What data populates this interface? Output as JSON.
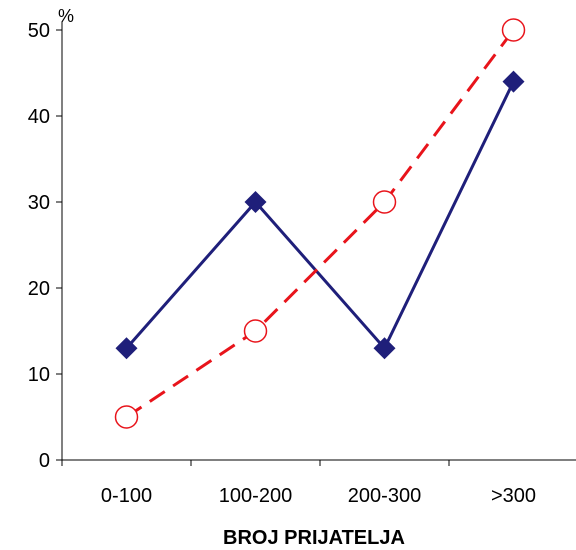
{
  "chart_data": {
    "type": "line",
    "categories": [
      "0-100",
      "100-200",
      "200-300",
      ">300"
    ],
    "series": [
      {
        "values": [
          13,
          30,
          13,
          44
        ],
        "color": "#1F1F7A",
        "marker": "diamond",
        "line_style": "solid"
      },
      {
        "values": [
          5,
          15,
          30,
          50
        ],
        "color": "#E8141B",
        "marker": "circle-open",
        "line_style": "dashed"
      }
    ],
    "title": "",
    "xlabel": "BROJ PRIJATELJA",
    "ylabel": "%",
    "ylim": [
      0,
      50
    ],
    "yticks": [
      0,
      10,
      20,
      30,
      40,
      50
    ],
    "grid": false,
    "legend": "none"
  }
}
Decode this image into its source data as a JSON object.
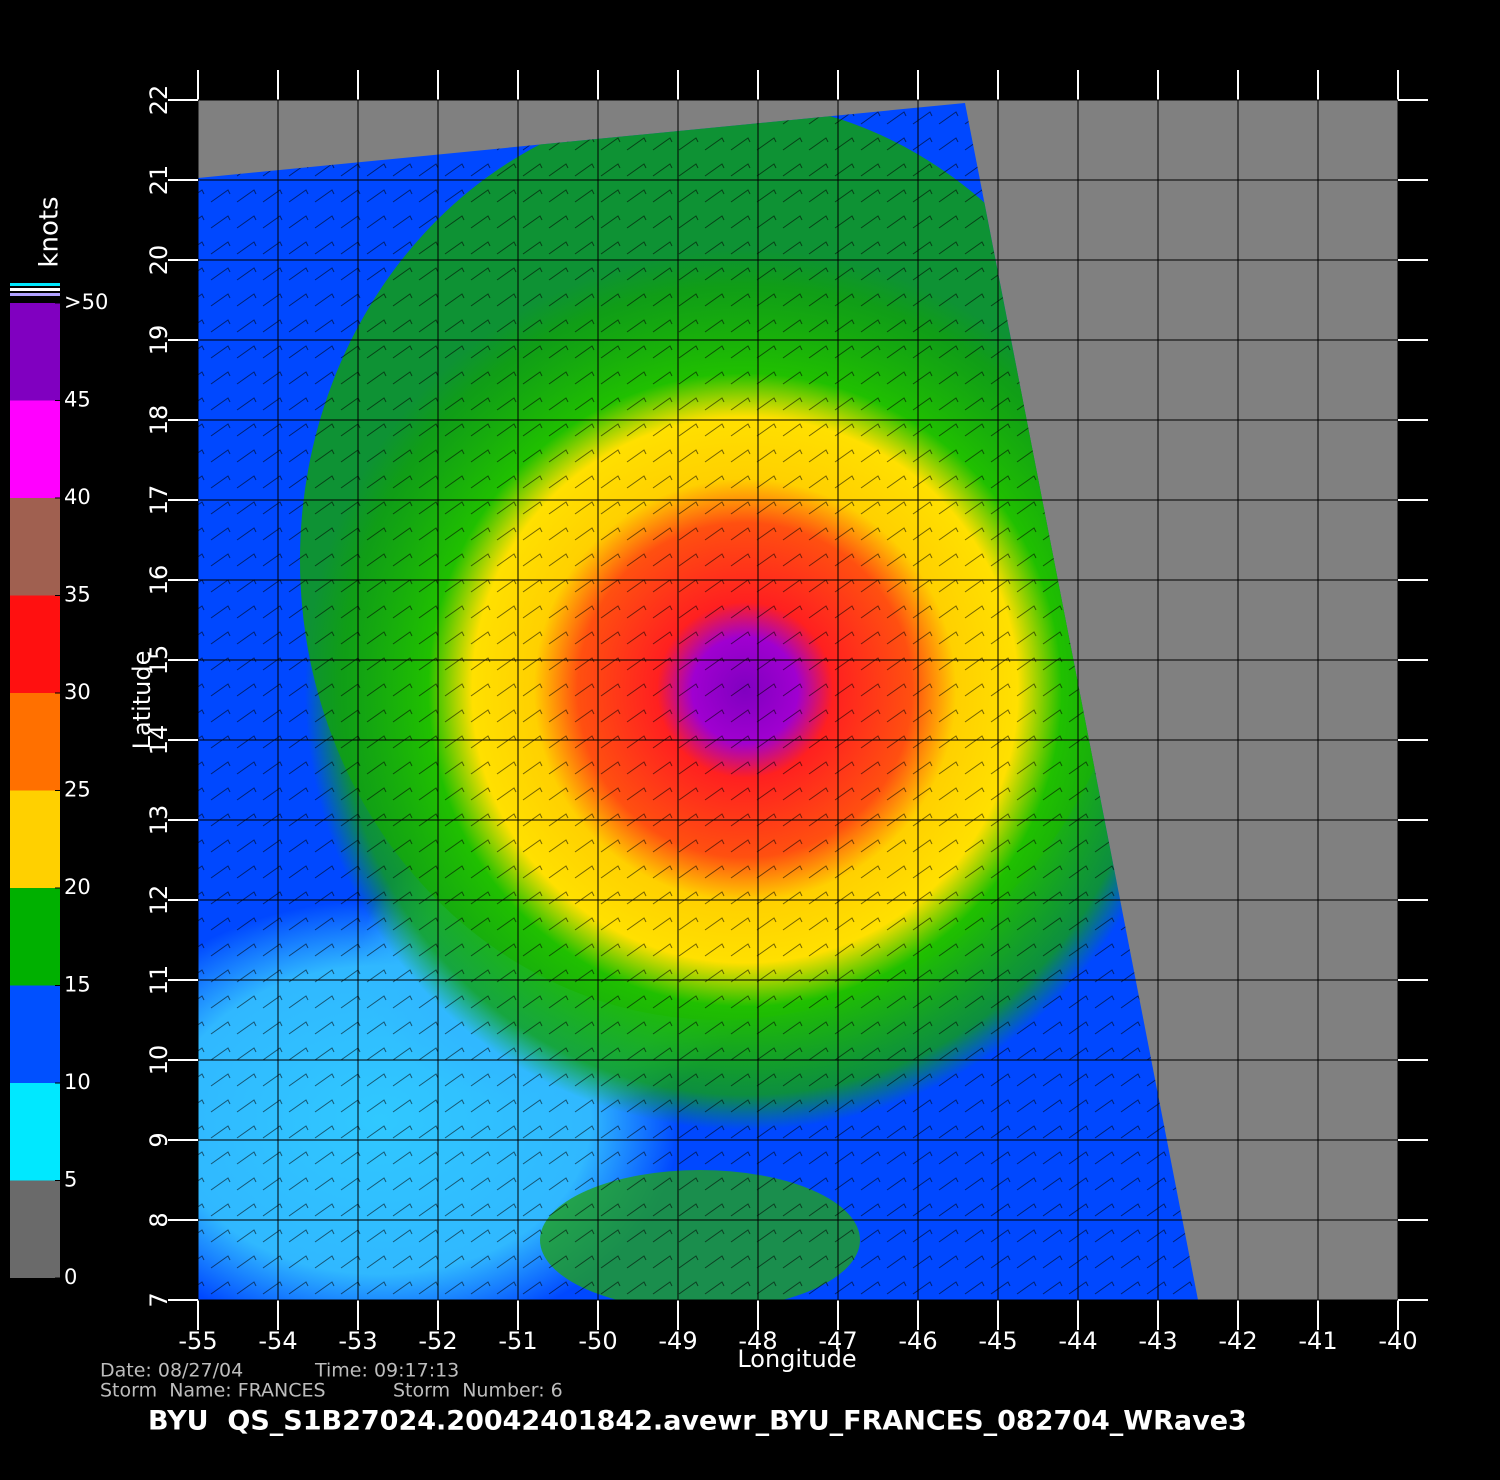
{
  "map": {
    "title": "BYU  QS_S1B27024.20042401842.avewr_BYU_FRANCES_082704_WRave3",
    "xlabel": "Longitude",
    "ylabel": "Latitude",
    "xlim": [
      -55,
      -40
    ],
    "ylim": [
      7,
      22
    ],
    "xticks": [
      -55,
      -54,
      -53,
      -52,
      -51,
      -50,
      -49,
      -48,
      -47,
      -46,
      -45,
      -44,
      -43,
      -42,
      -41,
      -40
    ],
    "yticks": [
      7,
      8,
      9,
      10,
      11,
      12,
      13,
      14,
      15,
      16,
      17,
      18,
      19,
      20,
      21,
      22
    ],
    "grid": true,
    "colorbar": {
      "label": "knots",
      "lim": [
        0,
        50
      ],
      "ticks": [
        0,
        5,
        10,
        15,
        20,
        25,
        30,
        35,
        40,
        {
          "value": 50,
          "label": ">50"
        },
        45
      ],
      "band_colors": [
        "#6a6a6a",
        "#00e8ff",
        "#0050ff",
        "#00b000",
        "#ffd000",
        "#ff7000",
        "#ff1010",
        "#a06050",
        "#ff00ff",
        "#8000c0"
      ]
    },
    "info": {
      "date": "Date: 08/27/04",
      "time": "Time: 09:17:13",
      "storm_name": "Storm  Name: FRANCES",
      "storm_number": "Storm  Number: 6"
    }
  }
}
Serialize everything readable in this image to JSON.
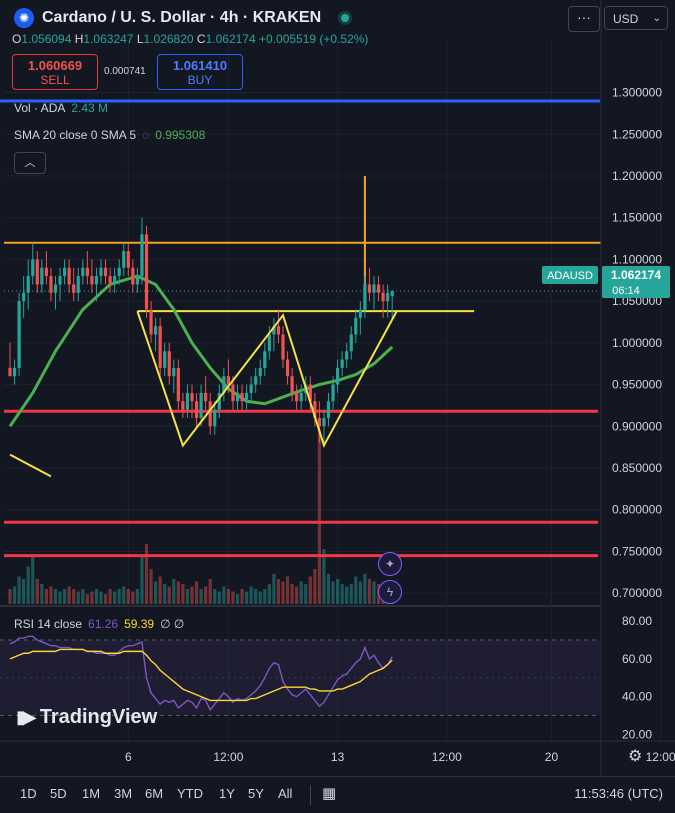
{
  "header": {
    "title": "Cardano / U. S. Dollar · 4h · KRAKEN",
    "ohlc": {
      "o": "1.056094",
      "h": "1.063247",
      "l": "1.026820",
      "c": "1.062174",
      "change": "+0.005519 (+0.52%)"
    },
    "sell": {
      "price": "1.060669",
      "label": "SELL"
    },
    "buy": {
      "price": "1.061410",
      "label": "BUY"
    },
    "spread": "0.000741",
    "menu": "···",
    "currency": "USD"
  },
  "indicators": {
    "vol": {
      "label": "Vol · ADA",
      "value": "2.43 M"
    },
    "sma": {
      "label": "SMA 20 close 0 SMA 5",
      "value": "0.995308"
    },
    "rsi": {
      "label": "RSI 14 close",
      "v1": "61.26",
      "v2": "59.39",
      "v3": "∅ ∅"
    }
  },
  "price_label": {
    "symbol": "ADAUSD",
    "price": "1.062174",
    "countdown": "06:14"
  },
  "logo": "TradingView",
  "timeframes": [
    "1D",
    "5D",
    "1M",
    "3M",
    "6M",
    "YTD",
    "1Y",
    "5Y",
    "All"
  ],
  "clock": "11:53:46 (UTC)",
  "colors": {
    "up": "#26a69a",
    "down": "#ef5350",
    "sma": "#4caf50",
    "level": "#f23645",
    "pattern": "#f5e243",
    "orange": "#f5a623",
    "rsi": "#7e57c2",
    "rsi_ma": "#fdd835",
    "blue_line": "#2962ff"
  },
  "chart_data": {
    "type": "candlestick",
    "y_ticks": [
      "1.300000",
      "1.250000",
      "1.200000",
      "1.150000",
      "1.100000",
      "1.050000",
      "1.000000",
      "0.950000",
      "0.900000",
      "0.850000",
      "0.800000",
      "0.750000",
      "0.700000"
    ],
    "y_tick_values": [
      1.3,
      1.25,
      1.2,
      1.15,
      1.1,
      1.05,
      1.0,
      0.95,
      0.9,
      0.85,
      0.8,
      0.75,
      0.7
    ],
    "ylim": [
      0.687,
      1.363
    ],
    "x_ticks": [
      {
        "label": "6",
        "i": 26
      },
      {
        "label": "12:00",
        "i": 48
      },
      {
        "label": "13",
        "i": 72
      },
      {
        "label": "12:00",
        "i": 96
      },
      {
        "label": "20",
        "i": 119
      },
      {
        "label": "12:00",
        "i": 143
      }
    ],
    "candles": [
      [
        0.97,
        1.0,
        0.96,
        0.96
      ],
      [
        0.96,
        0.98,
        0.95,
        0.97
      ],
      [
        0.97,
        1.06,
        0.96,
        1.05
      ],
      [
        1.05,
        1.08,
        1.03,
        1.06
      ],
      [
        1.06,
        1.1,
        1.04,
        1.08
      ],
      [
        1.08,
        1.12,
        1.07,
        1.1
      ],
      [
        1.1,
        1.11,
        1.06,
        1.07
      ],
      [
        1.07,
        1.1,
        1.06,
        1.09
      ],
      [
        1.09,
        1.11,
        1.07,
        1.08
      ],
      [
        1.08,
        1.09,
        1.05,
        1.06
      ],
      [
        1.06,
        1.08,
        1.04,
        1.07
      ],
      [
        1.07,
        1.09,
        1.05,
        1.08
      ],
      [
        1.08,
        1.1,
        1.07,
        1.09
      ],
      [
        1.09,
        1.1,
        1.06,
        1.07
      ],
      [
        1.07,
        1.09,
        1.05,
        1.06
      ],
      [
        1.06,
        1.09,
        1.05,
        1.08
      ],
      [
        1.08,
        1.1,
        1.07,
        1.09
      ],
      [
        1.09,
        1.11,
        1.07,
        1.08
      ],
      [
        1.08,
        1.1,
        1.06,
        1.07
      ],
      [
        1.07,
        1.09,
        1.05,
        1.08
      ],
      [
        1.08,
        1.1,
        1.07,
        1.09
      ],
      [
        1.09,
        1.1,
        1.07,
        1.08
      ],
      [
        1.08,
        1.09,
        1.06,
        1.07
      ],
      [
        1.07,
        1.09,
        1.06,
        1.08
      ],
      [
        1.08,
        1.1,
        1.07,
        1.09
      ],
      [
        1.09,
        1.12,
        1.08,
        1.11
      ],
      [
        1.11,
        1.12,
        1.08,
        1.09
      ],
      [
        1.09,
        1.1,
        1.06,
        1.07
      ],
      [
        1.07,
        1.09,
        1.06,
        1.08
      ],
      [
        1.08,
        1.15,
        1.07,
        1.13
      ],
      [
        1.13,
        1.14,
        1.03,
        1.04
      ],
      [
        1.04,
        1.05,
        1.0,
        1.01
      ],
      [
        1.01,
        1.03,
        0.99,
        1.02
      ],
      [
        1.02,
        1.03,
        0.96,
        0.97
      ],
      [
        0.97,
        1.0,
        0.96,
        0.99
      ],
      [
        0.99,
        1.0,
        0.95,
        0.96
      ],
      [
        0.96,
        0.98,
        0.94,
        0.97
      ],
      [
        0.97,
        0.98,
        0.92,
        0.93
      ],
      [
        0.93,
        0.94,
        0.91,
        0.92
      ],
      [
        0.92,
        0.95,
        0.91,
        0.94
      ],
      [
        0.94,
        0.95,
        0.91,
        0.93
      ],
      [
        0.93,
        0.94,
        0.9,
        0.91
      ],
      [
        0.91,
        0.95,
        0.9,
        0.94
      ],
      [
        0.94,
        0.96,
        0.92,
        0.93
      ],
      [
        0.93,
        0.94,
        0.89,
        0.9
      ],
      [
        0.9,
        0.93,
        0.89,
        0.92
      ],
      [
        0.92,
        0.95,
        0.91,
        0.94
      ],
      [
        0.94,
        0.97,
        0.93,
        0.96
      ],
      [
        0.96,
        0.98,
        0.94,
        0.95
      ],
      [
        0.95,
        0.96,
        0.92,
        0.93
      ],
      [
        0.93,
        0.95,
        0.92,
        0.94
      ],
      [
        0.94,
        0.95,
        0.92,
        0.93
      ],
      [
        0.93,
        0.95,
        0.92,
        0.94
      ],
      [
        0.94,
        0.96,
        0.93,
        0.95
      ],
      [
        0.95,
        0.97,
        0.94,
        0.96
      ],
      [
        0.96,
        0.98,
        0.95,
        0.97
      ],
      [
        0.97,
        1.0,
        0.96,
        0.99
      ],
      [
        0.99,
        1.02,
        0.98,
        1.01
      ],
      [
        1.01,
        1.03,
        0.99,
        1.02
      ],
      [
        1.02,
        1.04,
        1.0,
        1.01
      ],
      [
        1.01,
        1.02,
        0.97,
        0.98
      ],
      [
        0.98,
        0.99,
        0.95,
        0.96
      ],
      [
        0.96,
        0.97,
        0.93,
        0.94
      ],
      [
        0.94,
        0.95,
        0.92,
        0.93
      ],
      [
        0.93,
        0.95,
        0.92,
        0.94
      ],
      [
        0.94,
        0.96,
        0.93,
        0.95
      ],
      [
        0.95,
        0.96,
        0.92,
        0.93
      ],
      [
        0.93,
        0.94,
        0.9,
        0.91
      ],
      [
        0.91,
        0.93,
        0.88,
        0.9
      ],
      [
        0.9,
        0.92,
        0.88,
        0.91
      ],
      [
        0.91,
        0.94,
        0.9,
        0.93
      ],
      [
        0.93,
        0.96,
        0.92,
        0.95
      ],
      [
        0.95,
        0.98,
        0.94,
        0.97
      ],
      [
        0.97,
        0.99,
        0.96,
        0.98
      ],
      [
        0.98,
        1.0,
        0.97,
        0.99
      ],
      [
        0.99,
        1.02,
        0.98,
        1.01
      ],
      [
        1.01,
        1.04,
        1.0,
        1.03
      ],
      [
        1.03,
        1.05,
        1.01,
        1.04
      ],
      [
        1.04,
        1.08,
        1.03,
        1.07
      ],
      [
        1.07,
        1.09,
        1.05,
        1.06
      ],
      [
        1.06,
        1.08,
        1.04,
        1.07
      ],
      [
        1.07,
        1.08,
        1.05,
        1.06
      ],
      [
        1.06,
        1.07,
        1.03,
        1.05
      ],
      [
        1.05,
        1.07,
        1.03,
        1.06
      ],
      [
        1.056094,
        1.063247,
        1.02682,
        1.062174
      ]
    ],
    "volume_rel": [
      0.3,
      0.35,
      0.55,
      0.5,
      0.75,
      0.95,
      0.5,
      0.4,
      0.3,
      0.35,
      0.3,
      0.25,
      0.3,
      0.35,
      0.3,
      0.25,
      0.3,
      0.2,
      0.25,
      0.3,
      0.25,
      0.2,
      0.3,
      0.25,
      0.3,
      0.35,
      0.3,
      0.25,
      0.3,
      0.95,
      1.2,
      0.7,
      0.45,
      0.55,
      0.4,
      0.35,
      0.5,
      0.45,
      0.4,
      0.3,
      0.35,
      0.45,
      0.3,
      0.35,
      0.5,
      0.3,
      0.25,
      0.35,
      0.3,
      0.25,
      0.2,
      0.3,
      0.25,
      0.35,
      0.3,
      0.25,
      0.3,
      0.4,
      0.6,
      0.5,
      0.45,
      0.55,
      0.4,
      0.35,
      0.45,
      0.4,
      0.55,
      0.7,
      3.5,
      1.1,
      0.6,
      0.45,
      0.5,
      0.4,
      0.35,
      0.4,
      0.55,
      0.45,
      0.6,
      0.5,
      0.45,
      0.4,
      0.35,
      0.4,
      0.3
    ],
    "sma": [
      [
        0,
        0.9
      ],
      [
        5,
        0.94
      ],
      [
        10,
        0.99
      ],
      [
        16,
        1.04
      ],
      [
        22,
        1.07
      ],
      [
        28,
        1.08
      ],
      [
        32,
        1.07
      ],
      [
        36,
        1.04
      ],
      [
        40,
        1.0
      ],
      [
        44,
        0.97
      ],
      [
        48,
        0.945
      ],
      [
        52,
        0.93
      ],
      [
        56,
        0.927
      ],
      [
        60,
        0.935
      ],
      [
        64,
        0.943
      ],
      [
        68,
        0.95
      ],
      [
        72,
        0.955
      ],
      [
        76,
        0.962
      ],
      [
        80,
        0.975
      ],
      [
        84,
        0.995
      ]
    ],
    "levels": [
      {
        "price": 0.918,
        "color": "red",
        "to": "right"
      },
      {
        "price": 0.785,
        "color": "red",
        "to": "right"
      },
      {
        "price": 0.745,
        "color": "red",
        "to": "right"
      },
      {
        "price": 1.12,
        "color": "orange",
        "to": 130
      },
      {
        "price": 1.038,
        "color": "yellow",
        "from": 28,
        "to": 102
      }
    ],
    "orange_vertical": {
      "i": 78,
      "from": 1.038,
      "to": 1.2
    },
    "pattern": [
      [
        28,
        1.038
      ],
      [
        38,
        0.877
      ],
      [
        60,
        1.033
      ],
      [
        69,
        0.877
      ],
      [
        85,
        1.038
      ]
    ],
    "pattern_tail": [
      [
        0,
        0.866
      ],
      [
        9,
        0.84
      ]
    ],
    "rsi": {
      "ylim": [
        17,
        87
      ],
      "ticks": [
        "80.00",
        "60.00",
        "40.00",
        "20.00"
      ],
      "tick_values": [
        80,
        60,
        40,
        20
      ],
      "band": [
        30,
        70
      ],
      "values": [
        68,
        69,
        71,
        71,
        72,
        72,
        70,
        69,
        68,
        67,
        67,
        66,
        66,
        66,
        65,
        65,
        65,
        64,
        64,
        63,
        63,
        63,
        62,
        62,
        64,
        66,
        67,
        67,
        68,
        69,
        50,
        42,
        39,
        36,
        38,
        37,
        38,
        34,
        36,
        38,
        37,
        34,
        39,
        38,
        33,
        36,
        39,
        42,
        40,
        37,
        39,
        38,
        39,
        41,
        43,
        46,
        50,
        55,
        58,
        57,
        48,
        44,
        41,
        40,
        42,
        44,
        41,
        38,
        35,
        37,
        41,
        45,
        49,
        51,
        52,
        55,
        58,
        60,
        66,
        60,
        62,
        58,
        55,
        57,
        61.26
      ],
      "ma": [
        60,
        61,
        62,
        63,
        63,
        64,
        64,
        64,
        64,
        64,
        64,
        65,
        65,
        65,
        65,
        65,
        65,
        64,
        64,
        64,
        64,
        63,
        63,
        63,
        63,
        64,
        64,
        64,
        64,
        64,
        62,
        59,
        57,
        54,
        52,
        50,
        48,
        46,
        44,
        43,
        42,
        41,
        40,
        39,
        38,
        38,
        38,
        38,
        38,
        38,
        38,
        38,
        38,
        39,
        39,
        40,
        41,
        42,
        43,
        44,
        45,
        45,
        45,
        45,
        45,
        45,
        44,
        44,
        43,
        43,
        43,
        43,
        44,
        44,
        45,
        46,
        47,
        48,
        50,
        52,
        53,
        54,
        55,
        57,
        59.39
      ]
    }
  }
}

****

* _Instructions to follow_: Copy each line above that contains the word "xlabel".

* _Reply_:
    "xlabel": "BROJ PRIJATELJA",
    "xlabel": "Longitude",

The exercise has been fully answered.